• EXCERPT PROVIDED
————

- Date: 8–14 September 2025
- Edition: 1st
- Category: WTA 125
- Prize money: $115,000
- Surface: Clay
- Location: Huzhou, China

Champions

Singles
- Veronika Erjavec

Doubles
- Veronika Erjavec / Zhibek Kulambayeva
- Huzhou Open · 2026 →

= 2025 Huzhou Open =

Tennis tournament

The 2025 WTA 125 Huzhou Open was a professional tennis tournament played on outdoor clay courts. It was the first edition of the tournament and part of the 2025 WTA 125 tournaments. It took place in Huzhou, China between 8 and 14 September 2025.

==Singles main-draw entrants==
===Seeds===

| Country | Player | Rank^{1} | Seed |
|---|---|---|---|
| ARG | María Lourdes Carlé | 125 | 1 |
| TPE | Joanna Garland | 136 | 2 |
| SLO | Veronika Erjavec | 138 | 3 |
| CHN | Gao Xinyu | 142 | 4 |
| THA | Lanlana Tararudee | 154 | 5 |
| JPN | Mai Hontama | 180 | 6 |
| CHN | Wei Sijia | 189 | 7 |
|  | Maria Timofeeva | 191 | 8 |
|  | Alina Charaeva | 194 | 9 |

- ^{1} Rankings are as of 25 August 2025.

————

• PROVIDED DATA
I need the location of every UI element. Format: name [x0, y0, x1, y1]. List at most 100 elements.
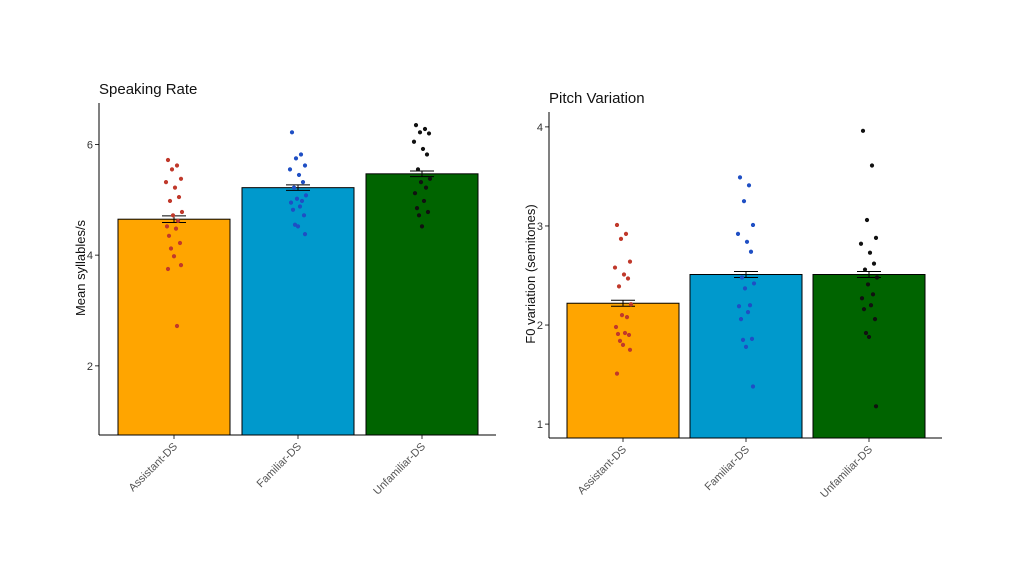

————

• SET EXERCISE
Carry on the 2025 Huzhou Open article from the point where it stops.

• OUTPUT
===Other entrants===
The following players received wildcards into the singles main draw:
- CHN Lu Jiajing
- CHN Wang Meiling
- CHN Yang Yidi
- CHN You Xiaodi

The following players received entry from the qualifying draw:
- USA Hanna Chang
- ITA Diletta Cherubini
- KAZ Zhibek Kulambayeva
- ITA Jessica Pieri

The following player received entry as a lucky loser:
- TPE Liang En-shuo

===Withdrawals===
- Before the tournament
- CHN Gao Xinyu → replaced by TPE Liang En-shuo

== Doubles entrants ==
=== Seeds ===

| Country | Player | Country | Player | Rank | Seed |
|---|---|---|---|---|---|
| TPE | Cho I-hsuan | TPE | Cho Yi-tsen | 236 | 1 |
| SLO | Veronika Erjavec | KAZ | Zhibek Kulambayeva | 242 | 2 |
| FRA | Estelle Cascino | CHN | Feng Shuo | 248 | 3 |
| JPN | Momoko Kobori | JPN | Ayano Shimizu | 250 | 4 |

- Rankings as of 25 August 2025.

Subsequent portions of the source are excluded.